## Task description
From the listing below, tally the lines that include "structure". Return only the total.

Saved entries
= = = = = = =

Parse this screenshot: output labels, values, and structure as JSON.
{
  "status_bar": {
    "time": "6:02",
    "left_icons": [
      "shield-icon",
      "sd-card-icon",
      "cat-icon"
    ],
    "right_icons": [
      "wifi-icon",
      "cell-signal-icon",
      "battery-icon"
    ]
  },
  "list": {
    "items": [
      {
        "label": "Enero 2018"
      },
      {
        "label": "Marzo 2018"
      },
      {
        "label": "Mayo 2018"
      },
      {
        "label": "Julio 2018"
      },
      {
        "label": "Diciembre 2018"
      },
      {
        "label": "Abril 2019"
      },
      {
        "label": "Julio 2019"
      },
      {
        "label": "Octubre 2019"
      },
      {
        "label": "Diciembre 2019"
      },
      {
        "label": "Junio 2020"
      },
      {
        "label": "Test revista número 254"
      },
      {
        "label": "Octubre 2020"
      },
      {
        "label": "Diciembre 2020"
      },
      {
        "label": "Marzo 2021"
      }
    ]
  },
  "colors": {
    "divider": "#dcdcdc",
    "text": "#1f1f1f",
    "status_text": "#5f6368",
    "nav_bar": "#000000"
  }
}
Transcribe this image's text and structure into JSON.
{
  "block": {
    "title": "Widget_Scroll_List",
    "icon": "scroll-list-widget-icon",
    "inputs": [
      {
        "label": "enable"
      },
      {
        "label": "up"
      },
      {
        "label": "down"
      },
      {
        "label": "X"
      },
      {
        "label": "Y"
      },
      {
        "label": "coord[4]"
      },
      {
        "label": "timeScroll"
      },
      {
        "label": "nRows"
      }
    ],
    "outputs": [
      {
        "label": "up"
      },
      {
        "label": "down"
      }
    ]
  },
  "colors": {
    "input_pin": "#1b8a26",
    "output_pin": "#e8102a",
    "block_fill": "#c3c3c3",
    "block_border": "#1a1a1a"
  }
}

= = = = = = =

## Expected output
2